#### [Written problem]
Within the records that follow, find every line containing the string "name". Copy those lines.

#### [Material supplied]
________________________________________

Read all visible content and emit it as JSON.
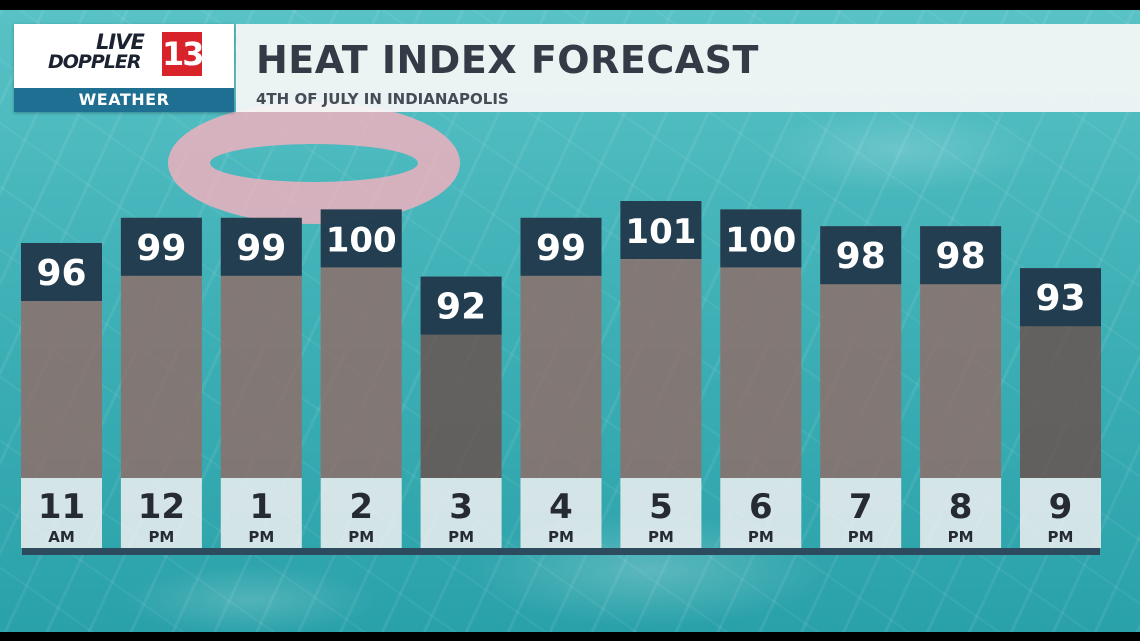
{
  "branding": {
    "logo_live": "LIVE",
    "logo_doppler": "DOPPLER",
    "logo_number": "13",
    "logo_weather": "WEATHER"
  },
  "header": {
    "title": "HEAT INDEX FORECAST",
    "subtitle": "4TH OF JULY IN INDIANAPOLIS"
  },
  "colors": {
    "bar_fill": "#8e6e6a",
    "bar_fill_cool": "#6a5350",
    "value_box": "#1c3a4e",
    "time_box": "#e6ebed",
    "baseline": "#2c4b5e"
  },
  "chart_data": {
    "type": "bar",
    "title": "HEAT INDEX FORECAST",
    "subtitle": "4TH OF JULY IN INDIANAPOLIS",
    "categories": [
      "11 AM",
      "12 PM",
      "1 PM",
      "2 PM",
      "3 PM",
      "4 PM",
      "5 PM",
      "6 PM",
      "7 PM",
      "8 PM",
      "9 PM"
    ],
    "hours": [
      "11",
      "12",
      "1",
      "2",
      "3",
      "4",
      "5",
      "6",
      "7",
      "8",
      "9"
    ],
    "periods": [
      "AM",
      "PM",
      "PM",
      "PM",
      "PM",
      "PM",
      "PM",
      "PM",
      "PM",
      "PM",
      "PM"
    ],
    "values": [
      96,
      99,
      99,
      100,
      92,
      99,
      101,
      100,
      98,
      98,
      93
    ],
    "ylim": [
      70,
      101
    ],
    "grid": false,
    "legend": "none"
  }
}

________________________________________

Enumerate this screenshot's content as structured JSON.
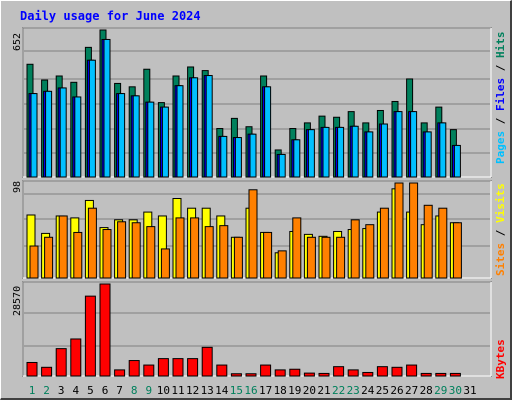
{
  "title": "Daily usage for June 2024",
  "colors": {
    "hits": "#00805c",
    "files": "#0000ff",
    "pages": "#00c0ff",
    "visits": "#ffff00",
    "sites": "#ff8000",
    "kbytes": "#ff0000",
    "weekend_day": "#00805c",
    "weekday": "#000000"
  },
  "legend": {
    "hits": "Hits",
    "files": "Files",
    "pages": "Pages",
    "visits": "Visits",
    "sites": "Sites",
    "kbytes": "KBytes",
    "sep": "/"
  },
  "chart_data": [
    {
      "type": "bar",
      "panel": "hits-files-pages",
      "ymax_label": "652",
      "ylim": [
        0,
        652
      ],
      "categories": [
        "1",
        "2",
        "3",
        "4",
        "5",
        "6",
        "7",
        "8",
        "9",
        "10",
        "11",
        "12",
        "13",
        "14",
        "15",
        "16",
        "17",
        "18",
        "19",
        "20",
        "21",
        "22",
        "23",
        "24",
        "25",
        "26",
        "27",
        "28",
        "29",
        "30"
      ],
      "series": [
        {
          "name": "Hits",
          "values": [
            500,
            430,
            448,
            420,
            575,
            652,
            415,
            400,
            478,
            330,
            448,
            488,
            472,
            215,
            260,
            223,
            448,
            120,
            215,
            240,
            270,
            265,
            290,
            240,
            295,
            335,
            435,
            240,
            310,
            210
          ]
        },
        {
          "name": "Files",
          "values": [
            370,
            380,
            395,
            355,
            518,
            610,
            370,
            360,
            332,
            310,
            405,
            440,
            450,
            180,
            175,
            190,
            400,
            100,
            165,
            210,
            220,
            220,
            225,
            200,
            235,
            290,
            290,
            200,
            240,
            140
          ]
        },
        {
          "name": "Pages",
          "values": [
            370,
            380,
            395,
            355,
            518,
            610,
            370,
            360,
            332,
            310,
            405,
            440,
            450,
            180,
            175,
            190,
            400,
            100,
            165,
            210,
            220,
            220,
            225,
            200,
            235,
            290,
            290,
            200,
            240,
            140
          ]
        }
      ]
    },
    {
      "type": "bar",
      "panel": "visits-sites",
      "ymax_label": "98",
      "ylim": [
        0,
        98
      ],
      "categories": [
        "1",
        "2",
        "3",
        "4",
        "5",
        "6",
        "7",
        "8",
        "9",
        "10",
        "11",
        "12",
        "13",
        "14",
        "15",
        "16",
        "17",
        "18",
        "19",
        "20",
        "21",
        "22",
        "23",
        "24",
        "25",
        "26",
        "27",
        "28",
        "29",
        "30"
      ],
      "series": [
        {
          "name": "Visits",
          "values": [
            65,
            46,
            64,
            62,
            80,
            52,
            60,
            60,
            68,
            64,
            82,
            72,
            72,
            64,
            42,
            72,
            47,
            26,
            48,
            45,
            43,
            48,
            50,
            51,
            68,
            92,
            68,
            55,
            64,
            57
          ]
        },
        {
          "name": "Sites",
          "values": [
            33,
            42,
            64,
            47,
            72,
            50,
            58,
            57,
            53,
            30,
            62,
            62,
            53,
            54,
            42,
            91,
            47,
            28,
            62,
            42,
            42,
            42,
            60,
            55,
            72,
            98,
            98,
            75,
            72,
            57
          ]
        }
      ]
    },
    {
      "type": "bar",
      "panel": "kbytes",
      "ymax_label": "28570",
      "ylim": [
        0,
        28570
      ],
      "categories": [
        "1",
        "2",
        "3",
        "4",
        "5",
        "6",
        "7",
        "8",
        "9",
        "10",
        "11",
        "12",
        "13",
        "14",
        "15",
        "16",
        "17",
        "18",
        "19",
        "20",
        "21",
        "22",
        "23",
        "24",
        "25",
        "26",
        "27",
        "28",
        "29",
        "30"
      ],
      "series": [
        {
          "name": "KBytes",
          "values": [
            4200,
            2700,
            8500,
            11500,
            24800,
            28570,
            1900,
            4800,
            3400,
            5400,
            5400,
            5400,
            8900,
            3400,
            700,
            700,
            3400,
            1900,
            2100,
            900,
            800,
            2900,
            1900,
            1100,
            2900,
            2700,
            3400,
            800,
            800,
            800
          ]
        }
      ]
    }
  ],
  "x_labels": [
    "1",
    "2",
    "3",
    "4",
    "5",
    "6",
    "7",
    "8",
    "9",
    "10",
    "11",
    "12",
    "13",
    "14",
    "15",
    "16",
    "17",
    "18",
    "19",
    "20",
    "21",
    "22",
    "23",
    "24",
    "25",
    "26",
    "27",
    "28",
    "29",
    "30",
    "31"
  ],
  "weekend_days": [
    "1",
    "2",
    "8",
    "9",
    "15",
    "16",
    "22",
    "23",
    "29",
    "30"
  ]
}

________________________________________

#### [The solution]
          "name": "Hits",
          "name": "Files",
          "name": "Pages",
          "name": "Visits",
          "name": "Sites",
          "name": "KBytes",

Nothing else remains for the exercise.